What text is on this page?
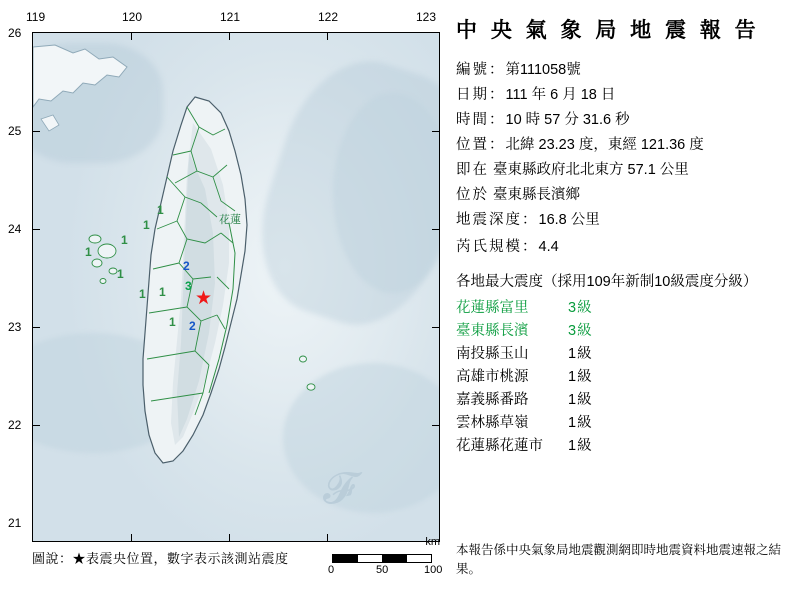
119	120	121	122	123
26
25
24
23
22
21
1
1
1
1
1
1 1
1
2
3
2
花蓮
★
𝓕
圖說：★表震央位置，數字表示該測站震度
km
0	50	100
中 央 氣 象 局 地 震 報 告
編號：第111058號
日期：111 年 6 月 18 日
時間：10 時 57 分 31.6 秒
位置：北緯 23.23 度，東經 121.36 度
即在 臺東縣政府北北東方 57.1 公里
位於 臺東縣長濱鄉
地震深度：16.8 公里
芮氏規模：4.4
各地最大震度（採用109年新制10級震度分級）
花蓮縣富里	3級
臺東縣長濱	3級
南投縣玉山	1級
高雄市桃源	1級
嘉義縣番路	1級
雲林縣草嶺	1級
花蓮縣花蓮市 1級
本報告係中央氣象局地震觀測網即時地震資料地震速報之結果。
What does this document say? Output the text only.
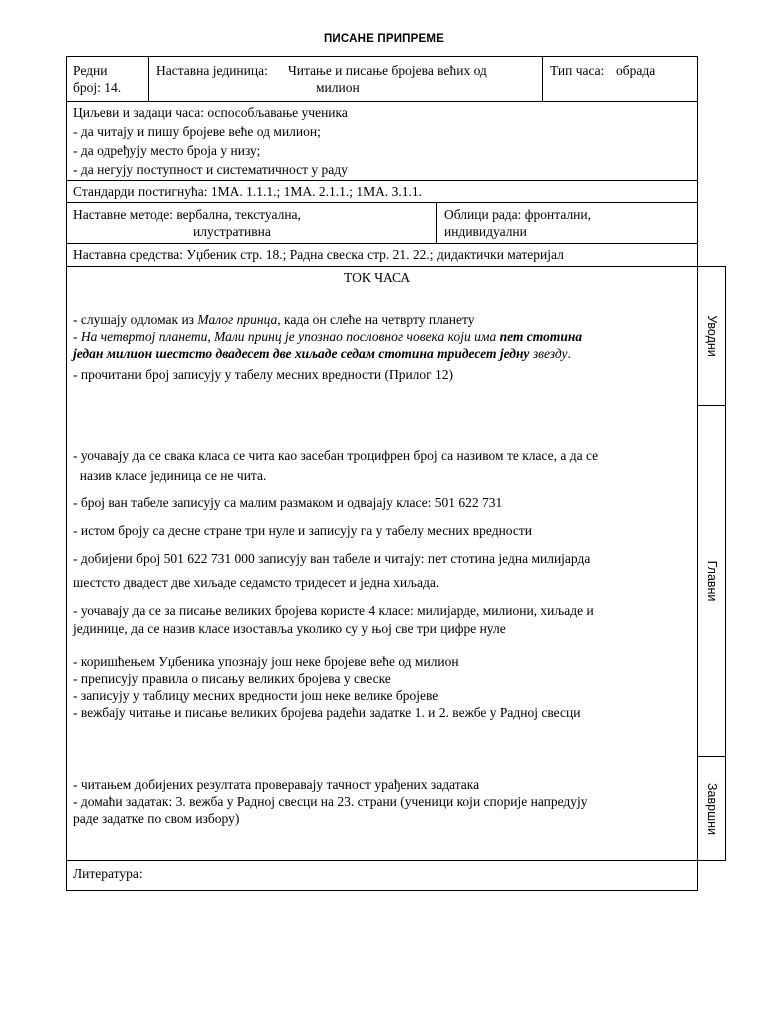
ПИСАНЕ ПРИПРЕМЕ
Редни
број: 14.
Наставна јединица: Читање и писање бројева већих од
милион
Тип часа: обрада
Циљеви и задаци часа: оспособљавање ученика
- да читају и пишу бројеве веће од милион;
- да одређују место броја у низу;
- да негују поступност и систематичност у раду
Стандарди постигнућа: 1МА. 1.1.1.; 1МА. 2.1.1.; 1МА. 3.1.1.
Наставне методе: вербална, текстуална,
илустративна
Облици рада: фронтални,
индивидуални
Наставна средства: Уџбеник стр. 18.; Радна свеска стр. 21. 22.; дидактички материјал
Уводни
Главни
Завршни
ТОК ЧАСА
- слушају одломак из Малог принца, када он слеће на четврту планету
- На четвртој планети, Мали принц је упознао пословног човека који има пет стотина
један милион шестсто двадесет две хиљаде седам стотина тридесет једну звезду.
- прочитани број записују у табелу месних вредности (Прилог 12)
- уочавају да се свака класа се чита као засебан троцифрен број са називом те класе, а да се
назив класе јединица се не чита.
- број ван табеле записују са малим размаком и одвајају класе: 501 622 731
- истом броју са десне стране три нуле и записују га у табелу месних вредности
- добијени број 501 622 731 000 записују ван табеле и читају: пет стотина једна милијарда
шестсто двадест две хиљаде седамсто тридесет и једна хиљада.
- уочавају да се за писање великих бројева користе 4 класе: милијарде, милиони, хиљаде и
јединице, да се назив класе изоставља уколико су у њој све три цифре нуле
- коришћењем Уџбеника упознају још неке бројеве веће од милион
- преписују правила о писању великих бројева у свеске
- записују у таблицу месних вредности још неке велике бројеве
- вежбају читање и писање великих бројева радећи задатке 1. и 2. вежбе у Радној свесци
- читањем добијених резултата проверавају тачност урађених задатака
- домаћи задатак: 3. вежба у Радној свесци на 23. страни (ученици који спорије напредују
раде задатке по свом избору)
Литература:
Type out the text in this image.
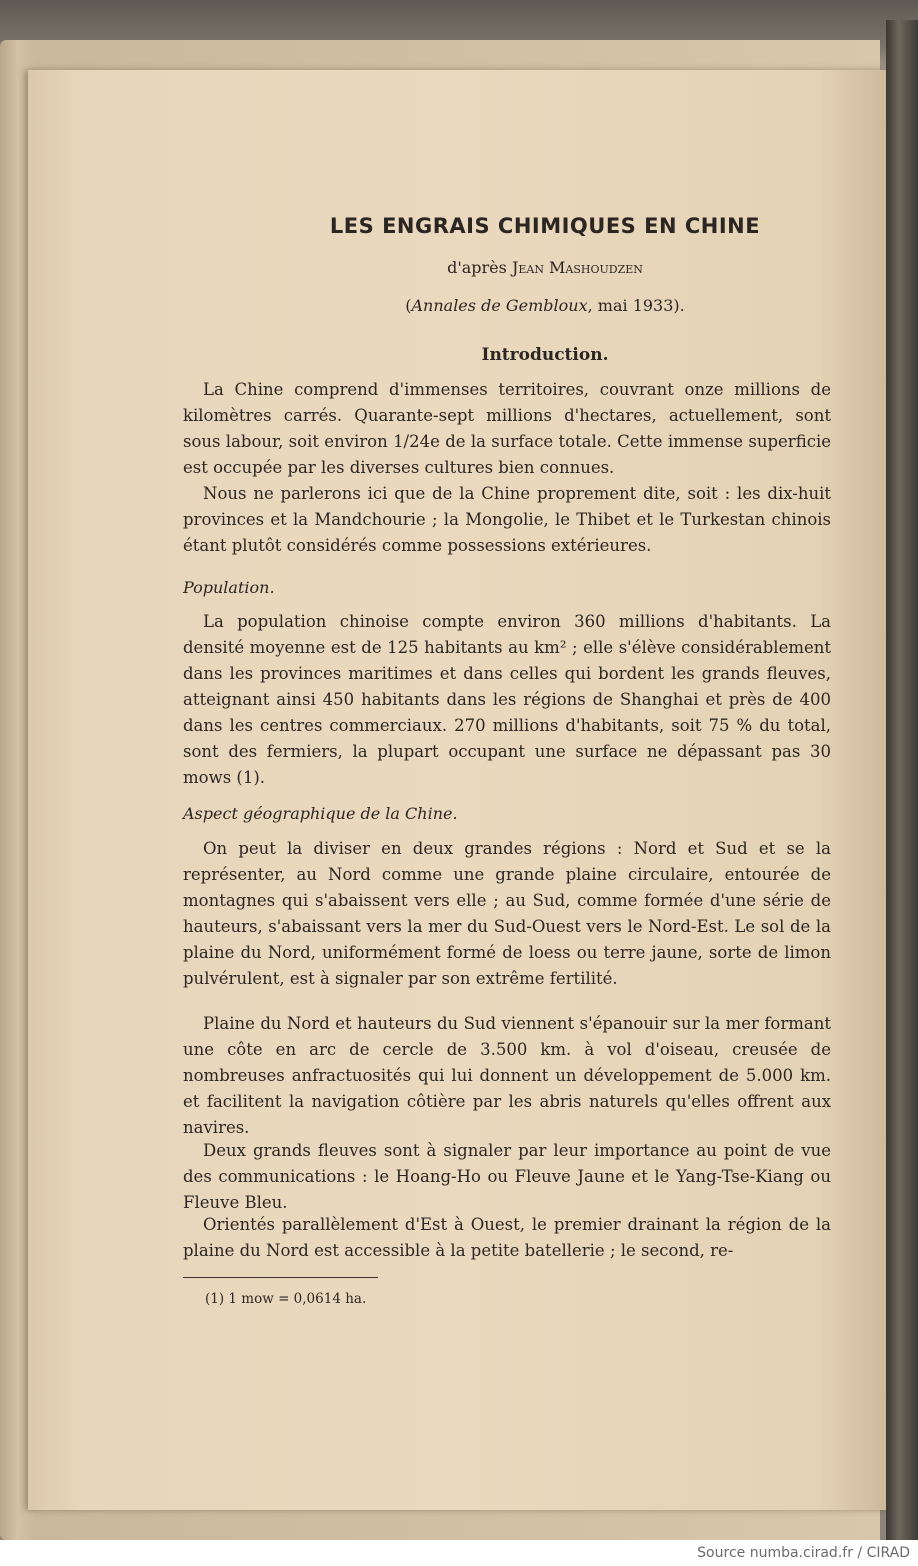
LES ENGRAIS CHIMIQUES EN CHINE
d'après Jean Mashoudzen
(Annales de Gembloux, mai 1933).
Introduction.

La Chine comprend d'immenses territoires, couvrant onze millions de kilomètres carrés. Quarante-sept millions d'hectares, actuellement, sont sous labour, soit environ 1/24e de la surface totale. Cette immense superficie est occupée par les diverses cultures bien connues.

Nous ne parlerons ici que de la Chine proprement dite, soit : les dix-huit provinces et la Mandchourie ; la Mongolie, le Thibet et le Turkestan chinois étant plutôt considérés comme possessions extérieures.

Population.

La population chinoise compte environ 360 millions d'habitants. La densité moyenne est de 125 habitants au km² ; elle s'élève considérablement dans les provinces maritimes et dans celles qui bordent les grands fleuves, atteignant ainsi 450 habitants dans les régions de Shanghai et près de 400 dans les centres commerciaux. 270 millions d'habitants, soit 75 % du total, sont des fermiers, la plupart occupant une surface ne dépassant pas 30 mows (1).

Aspect géographique de la Chine.

On peut la diviser en deux grandes régions : Nord et Sud et se la représenter, au Nord comme une grande plaine circulaire, entourée de montagnes qui s'abaissent vers elle ; au Sud, comme formée d'une série de hauteurs, s'abaissant vers la mer du Sud-Ouest vers le Nord-Est. Le sol de la plaine du Nord, uniformément formé de loess ou terre jaune, sorte de limon pulvérulent, est à signaler par son extrême fertilité.

Plaine du Nord et hauteurs du Sud viennent s'épanouir sur la mer formant une côte en arc de cercle de 3.500 km. à vol d'oiseau, creusée de nombreuses anfractuosités qui lui donnent un développement de 5.000 km. et facilitent la navigation côtière par les abris naturels qu'elles offrent aux navires.

Deux grands fleuves sont à signaler par leur importance au point de vue des communications : le Hoang-Ho ou Fleuve Jaune et le Yang-Tse-Kiang ou Fleuve Bleu.

Orientés parallèlement d'Est à Ouest, le premier drainant la région de la plaine du Nord est accessible à la petite batellerie ; le second, re-

(1) 1 mow = 0,0614 ha.

Source numba.cirad.fr / CIRAD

══════════════════════════════

→ **REQUIRED TASK**
Locate all lines in the listing above with the word "this". Copy them.

→ **CORRECT ANSWER**
What text is on this page?
What does this document say? Output the text only.
Type out the text in this image.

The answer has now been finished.